(Data in this exercise begins)

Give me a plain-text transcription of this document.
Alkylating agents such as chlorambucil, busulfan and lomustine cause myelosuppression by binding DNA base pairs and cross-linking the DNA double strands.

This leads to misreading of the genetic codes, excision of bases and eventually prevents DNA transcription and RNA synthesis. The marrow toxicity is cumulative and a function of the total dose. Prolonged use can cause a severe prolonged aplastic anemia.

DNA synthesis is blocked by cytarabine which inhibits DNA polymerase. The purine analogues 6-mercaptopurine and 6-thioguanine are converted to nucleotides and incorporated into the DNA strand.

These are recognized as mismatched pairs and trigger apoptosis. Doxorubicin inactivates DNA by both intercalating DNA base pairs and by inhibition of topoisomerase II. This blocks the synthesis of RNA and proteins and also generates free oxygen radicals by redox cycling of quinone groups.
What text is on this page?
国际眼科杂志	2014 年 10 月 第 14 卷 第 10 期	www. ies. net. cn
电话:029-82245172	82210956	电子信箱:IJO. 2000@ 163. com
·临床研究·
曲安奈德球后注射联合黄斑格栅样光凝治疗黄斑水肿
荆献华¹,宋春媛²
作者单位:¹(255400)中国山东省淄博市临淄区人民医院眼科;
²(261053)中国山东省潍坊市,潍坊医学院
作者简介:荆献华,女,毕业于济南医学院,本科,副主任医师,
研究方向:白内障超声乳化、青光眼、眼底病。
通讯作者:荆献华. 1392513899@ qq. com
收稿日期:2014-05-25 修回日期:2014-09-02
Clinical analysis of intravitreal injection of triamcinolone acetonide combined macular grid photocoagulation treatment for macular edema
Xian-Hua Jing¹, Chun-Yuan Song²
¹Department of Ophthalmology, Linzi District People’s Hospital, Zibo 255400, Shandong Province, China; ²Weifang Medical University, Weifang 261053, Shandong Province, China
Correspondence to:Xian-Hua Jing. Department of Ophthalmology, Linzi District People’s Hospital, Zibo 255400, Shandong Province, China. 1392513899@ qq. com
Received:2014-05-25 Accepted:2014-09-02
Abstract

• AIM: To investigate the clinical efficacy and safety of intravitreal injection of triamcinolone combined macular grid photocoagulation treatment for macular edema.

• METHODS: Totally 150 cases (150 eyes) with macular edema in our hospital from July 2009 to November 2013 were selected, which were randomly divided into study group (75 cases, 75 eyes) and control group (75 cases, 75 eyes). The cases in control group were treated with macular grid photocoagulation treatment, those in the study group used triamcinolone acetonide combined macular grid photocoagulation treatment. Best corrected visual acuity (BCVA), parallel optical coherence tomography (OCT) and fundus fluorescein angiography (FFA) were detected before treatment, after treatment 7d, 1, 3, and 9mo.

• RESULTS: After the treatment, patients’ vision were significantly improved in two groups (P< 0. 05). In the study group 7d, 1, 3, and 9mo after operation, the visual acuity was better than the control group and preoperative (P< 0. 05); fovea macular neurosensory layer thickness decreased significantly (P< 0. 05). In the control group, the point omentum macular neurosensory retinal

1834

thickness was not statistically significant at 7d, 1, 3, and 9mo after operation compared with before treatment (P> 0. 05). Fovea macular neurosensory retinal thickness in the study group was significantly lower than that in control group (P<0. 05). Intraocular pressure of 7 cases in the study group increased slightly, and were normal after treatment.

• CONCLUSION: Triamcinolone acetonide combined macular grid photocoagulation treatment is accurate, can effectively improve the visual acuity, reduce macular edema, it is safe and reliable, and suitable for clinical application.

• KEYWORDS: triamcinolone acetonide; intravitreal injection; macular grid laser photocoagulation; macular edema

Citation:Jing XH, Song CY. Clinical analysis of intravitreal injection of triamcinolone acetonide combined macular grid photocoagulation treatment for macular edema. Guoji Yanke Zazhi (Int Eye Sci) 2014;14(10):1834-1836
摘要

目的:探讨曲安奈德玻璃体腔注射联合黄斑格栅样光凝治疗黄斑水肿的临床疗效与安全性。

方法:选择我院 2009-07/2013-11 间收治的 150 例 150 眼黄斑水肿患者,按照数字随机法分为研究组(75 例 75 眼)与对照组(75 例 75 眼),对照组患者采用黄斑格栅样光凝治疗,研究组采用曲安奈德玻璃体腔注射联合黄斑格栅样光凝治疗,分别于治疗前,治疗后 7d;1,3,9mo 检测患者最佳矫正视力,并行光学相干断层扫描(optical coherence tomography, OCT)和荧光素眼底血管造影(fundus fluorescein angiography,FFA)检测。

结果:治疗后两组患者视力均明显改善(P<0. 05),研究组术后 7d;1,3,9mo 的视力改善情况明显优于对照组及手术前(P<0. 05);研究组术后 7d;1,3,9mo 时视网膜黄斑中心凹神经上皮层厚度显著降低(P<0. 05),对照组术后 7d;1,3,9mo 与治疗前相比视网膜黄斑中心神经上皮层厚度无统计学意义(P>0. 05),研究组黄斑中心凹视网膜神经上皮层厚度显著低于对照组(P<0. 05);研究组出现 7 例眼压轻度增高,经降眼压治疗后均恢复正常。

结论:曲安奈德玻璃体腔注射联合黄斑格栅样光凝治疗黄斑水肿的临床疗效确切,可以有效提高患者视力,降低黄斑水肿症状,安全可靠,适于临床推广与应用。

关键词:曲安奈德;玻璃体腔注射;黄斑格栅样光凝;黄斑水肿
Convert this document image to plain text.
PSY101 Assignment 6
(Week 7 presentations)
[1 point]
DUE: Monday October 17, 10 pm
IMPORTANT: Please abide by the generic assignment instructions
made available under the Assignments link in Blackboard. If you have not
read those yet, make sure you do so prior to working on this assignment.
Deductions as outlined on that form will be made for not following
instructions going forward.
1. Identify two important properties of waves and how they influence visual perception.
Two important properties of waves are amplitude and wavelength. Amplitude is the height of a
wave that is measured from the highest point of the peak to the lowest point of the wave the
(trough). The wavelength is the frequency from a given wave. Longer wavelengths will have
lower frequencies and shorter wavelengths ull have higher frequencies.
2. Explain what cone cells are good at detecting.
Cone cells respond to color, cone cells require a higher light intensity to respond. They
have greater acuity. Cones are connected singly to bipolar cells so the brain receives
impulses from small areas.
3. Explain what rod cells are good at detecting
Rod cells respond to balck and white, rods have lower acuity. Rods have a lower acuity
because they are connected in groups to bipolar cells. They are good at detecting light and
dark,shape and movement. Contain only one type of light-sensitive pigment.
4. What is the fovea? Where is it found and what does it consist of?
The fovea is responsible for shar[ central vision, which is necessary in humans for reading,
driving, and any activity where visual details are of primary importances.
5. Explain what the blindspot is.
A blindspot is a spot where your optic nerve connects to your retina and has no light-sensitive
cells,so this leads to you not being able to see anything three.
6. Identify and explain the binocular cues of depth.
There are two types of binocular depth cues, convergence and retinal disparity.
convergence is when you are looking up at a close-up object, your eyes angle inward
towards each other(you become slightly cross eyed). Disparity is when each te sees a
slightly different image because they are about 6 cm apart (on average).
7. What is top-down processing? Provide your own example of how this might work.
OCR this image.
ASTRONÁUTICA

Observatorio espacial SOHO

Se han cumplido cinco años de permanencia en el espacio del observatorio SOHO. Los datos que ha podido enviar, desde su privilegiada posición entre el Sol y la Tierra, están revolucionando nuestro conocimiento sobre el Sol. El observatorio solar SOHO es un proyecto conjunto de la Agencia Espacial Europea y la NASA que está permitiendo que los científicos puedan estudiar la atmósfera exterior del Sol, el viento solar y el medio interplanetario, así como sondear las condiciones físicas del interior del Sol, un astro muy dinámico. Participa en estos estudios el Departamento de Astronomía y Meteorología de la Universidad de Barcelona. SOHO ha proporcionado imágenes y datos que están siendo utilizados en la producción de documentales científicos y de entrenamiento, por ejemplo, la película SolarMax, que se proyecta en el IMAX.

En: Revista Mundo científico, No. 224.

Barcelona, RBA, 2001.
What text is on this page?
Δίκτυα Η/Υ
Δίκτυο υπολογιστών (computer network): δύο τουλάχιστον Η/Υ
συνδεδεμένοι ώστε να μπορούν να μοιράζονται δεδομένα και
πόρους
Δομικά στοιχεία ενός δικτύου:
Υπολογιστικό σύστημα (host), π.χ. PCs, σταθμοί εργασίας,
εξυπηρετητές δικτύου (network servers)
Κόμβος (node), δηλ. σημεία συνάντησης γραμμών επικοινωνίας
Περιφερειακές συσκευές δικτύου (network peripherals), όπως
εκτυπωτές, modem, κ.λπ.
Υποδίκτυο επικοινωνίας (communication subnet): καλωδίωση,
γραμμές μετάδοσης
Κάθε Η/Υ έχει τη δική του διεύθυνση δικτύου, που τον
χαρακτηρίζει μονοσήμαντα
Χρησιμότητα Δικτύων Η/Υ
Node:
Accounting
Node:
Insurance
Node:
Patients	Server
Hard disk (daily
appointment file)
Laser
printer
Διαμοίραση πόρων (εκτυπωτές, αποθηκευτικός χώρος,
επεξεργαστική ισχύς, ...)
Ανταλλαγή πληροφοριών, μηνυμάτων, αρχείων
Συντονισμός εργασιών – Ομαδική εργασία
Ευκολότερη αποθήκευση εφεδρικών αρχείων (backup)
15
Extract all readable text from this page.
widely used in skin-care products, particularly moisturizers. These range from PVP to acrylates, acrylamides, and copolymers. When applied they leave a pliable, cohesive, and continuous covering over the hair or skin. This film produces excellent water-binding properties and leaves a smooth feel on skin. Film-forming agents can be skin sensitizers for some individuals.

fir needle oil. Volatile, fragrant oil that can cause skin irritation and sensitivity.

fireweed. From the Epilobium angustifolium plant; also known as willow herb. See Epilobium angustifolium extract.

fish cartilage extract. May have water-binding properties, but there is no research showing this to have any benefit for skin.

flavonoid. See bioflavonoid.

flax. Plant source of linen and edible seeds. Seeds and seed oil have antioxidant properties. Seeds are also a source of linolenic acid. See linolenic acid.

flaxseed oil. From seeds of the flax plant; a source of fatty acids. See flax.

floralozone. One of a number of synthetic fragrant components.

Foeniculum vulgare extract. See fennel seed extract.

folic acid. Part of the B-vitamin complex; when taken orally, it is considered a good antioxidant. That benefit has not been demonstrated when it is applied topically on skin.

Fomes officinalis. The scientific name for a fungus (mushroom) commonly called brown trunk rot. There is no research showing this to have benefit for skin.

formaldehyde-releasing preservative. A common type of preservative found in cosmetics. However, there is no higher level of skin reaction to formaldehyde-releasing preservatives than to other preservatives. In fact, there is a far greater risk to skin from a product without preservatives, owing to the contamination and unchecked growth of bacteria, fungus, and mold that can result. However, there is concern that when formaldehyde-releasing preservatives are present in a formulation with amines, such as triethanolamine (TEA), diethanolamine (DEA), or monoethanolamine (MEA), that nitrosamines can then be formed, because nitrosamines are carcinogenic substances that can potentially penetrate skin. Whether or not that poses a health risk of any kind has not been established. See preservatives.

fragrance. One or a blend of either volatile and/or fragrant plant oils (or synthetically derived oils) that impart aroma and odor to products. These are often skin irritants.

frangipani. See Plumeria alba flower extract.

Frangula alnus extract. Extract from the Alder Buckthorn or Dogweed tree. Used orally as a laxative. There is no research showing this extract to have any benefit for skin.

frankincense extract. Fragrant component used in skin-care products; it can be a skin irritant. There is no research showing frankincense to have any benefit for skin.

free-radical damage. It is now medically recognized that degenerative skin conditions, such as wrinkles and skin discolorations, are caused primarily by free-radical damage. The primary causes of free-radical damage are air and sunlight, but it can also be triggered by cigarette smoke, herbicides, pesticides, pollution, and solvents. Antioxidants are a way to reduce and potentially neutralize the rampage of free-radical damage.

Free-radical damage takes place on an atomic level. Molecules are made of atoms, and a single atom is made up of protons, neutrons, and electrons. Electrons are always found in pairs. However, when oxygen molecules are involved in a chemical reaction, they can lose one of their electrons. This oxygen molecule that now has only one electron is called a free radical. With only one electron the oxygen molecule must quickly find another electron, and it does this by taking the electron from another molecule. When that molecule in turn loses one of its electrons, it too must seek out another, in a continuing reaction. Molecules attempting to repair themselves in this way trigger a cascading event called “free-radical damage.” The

(Data in this exercise ends)

Exercise prompt - All lines in the entries above that include "wavelengths" should be found and copied.

Answer box -
(trough). The wavelength is the frequency from a given wave. Longer wavelengths will have
lower frequencies and shorter wavelengths ull have higher frequencies.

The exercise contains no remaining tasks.